═══ 本文

4島最後の島となる浜比嘉島にも、多くの見所がある。クワ科イチジク属の「ガジュマル」の木に守られる「シヌグ堂(東の御獄)」や、琉球開闢(かいびゃく)神話で登場する琉球創生の女神「アマミチュー」と男神「シルミチュー」が生活して子どもを授かったという「シルミチュー霊場」、「アマンジ」と名付けられた小島にある「アマミチューの墓」などだ。
4島を巡ったあとの午後は、浜比嘉島にある「高江洲製塩所」で「流下式塩田法」による塩作りを体験。ポンプを活用して海水をタンクからくみ上げ、竹の枝を滴って落ちる際に風の力で水分を飛ばすという行程を繰り返し、4~5倍ほど濃い海水をかまどで炊くという製塩法だ。

══════

**課題の指示**:
1. 本文のうち「4島最後の島となる浜比嘉島に」から始まり「かまどで炊くという製塩法だ。」まで続く部分を、「かまど」を「大釜」に置き換えて書き出せ。
2. 本文に基づき、次の問いに答えよ。
(a) シヌグ堂を守っている木は何か。
(b) アマミチューの墓がある小島は何と名付けられているか。
(c) 塩作りを体験した製塩所の名前は何か。
資料は本文とは別のものである。

═══ 使用資料

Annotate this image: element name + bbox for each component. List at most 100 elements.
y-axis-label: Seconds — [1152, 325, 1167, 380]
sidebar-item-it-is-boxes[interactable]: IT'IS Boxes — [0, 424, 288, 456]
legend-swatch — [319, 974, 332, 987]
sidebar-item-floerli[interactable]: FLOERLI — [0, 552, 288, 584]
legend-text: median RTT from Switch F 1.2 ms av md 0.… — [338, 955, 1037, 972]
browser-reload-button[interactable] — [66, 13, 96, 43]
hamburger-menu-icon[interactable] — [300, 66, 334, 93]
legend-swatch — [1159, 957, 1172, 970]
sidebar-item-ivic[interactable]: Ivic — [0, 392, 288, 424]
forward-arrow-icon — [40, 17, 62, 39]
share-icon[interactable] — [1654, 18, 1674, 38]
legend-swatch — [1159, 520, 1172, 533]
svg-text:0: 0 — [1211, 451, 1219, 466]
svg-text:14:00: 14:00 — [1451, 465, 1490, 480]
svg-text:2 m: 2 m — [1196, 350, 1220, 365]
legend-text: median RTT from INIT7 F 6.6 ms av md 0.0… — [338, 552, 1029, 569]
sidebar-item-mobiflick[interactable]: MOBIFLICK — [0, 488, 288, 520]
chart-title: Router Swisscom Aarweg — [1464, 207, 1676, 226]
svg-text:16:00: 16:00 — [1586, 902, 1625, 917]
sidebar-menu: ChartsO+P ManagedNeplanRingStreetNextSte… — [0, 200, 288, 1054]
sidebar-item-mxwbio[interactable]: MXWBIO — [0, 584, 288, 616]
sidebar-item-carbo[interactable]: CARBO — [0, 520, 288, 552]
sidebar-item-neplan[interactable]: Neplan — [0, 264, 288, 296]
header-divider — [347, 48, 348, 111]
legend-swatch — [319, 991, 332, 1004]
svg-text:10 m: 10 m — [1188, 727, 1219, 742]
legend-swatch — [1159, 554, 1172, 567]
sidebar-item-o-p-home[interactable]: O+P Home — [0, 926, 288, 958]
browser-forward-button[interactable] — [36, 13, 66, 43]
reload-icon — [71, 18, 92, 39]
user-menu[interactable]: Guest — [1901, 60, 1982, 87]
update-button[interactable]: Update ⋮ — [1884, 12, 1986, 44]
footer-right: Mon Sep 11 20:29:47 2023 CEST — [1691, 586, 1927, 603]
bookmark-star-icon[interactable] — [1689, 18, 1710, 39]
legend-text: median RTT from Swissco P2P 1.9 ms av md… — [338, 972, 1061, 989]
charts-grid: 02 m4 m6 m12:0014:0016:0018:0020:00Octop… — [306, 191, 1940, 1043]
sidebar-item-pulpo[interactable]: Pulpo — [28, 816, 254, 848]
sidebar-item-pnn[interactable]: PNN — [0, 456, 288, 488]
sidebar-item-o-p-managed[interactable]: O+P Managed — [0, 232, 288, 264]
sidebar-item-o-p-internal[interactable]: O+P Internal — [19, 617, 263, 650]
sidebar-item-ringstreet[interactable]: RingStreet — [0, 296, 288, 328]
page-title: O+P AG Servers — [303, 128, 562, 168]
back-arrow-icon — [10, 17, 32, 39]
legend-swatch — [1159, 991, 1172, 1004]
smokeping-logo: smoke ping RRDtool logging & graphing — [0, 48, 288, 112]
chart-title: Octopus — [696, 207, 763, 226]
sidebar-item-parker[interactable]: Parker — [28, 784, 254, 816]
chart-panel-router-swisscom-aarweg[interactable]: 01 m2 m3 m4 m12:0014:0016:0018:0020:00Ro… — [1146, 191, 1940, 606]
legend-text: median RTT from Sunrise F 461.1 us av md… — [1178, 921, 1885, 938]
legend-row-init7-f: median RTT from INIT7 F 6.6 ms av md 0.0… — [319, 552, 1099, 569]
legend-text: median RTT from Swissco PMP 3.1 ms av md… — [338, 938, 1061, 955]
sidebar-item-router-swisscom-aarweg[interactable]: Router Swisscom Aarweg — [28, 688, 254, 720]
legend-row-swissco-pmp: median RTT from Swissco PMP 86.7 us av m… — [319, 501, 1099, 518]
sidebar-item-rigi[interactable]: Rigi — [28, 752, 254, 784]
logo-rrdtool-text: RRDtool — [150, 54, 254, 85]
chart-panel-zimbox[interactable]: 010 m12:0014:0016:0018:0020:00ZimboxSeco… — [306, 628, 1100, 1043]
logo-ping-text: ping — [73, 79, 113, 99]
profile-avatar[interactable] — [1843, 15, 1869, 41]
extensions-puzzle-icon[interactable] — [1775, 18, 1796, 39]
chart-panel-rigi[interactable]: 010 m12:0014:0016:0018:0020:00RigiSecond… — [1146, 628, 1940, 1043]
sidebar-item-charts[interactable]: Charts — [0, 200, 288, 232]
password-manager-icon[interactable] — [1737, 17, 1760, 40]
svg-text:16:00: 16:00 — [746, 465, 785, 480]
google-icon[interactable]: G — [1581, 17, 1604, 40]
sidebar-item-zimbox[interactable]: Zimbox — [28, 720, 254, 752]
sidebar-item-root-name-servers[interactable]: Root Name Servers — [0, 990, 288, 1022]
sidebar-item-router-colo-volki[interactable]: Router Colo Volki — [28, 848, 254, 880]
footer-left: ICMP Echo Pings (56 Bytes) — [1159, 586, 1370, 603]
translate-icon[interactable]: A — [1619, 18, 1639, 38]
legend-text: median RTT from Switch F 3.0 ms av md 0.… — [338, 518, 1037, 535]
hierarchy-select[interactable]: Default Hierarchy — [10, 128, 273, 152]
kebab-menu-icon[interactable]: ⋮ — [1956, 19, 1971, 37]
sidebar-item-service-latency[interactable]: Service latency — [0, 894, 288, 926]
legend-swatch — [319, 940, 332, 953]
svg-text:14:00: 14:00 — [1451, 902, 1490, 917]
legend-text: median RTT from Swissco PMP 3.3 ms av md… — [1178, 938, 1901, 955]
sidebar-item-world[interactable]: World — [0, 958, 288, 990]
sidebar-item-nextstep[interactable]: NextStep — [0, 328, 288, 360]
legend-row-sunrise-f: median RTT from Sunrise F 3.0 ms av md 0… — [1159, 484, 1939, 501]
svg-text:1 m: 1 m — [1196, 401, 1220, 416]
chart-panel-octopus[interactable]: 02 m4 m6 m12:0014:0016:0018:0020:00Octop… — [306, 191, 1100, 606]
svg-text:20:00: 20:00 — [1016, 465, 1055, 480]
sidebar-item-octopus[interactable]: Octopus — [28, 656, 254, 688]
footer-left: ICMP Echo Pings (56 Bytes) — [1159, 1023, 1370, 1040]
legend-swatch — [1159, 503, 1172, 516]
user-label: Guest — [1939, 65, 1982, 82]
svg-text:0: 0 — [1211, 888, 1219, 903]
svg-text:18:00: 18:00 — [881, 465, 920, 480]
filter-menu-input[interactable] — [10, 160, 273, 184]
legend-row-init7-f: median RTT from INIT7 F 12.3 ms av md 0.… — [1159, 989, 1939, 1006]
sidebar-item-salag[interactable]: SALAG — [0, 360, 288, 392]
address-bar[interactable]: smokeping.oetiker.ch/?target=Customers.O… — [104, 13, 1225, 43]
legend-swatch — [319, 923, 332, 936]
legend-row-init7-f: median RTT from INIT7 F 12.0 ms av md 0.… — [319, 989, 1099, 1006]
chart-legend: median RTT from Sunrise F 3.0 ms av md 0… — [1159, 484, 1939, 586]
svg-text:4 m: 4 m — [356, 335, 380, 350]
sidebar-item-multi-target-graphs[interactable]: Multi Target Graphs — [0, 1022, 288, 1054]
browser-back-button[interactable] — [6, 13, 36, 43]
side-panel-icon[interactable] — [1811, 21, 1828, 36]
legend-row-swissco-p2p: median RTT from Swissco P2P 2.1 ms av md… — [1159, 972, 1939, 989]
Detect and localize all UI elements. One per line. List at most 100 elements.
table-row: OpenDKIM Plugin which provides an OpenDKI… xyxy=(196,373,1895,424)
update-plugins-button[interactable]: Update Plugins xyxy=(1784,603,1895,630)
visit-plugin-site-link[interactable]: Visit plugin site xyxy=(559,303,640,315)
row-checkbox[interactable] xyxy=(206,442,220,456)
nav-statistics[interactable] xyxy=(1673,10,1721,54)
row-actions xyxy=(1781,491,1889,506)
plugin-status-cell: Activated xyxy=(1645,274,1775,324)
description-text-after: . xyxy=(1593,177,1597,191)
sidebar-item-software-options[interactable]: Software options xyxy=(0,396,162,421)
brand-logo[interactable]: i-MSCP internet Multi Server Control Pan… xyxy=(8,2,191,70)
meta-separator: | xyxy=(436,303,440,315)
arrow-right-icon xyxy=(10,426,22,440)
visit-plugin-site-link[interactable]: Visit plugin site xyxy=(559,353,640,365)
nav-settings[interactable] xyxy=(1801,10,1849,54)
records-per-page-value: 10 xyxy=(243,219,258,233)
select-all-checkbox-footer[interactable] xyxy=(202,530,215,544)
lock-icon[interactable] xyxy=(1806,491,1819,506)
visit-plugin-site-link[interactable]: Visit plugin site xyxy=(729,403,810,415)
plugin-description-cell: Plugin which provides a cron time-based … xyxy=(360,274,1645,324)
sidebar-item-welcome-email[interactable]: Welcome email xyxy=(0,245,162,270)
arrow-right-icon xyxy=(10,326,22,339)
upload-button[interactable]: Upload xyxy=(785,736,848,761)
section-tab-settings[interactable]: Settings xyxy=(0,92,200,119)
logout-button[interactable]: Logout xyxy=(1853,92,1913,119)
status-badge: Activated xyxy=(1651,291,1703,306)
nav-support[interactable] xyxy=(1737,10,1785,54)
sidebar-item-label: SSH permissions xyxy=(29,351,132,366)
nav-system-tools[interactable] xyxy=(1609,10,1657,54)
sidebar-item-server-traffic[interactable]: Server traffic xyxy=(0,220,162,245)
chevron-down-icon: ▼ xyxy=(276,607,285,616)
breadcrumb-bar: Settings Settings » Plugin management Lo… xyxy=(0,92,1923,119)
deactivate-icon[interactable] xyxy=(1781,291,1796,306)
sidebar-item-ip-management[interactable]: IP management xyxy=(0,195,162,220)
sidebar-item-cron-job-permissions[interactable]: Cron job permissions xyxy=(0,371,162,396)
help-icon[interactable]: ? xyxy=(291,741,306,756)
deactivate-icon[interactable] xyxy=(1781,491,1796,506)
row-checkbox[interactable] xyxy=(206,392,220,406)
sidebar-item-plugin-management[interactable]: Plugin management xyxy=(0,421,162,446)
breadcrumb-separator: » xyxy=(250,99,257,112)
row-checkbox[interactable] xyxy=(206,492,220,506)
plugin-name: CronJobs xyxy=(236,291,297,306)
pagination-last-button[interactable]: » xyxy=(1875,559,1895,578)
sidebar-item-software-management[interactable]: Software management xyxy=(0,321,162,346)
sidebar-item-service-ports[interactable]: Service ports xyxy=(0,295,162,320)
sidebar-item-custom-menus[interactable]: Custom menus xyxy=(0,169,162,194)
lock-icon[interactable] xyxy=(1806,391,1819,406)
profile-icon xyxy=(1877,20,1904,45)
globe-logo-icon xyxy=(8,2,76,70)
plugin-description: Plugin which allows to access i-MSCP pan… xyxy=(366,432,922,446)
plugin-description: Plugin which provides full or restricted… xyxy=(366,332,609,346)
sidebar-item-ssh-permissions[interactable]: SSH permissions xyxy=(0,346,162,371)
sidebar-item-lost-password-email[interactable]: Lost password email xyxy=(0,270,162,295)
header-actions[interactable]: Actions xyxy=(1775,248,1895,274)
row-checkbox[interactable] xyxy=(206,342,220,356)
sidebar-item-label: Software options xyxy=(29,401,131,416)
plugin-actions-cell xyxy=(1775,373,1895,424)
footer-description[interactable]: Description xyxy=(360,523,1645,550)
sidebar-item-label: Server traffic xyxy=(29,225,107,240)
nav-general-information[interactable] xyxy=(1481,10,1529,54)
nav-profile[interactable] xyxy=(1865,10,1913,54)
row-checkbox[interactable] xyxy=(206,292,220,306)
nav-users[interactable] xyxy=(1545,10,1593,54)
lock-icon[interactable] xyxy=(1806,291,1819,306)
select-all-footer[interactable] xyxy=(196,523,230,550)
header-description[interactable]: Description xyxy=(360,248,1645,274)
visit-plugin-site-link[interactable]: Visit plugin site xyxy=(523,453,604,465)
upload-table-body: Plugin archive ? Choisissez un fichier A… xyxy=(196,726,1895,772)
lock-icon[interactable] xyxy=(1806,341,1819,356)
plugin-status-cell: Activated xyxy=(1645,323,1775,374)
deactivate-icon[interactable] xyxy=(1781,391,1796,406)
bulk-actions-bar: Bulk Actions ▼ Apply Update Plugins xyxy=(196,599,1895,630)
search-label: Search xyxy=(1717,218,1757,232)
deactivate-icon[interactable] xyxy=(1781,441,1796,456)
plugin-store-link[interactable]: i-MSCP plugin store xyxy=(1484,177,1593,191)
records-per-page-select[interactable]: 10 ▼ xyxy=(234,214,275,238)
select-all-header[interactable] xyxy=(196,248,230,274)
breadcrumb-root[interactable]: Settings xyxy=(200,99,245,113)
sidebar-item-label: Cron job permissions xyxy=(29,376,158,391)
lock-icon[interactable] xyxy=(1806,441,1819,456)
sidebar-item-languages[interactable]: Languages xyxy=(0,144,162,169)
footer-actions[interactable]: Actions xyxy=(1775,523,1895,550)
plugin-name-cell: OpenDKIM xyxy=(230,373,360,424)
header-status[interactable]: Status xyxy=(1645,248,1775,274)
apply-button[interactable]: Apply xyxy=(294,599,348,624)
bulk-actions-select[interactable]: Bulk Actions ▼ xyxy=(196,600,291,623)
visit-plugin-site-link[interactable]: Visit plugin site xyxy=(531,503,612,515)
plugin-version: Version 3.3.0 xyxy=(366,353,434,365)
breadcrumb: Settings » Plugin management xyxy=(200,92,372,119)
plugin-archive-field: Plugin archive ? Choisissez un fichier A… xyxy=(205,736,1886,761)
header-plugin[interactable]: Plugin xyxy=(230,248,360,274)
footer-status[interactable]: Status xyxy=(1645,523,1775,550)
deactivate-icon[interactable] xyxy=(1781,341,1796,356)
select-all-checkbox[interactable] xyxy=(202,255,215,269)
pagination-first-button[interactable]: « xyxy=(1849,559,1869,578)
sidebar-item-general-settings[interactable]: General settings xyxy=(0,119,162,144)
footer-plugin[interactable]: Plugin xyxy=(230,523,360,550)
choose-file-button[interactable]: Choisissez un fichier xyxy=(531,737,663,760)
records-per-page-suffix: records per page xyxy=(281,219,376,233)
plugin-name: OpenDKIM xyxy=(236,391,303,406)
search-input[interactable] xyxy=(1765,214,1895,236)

══════

**解答例**:
1.
4島最後の島となる浜比嘉島にも、多くの見所がある。クワ科イチジク属の「ガジュマル」の木に守られる「シヌグ堂(東の御獄)」や、琉球開闢(かいびゃく)神話で登場する琉球創生の女神「アマミチュー」と男神「シルミチュー」が生活して子どもを授かったという「シルミチュー霊場」、「アマンジ」と名付けられた小島にある「アマミチューの墓」などだ。
4島を巡ったあとの午後は、浜比嘉島にある「高江洲製塩所」で「流下式塩田法」による塩作りを体験。ポンプを活用して海水をタンクからくみ上げ、竹の枝を滴って落ちる際に風の力で水分を飛ばすという行程を繰り返し、4~5倍ほど濃い海水を大釜で炊くという製塩法だ。

2.
(a) クワ科イチジク属のガジュマル
(b) アマンジ
(c) 高江洲製塩所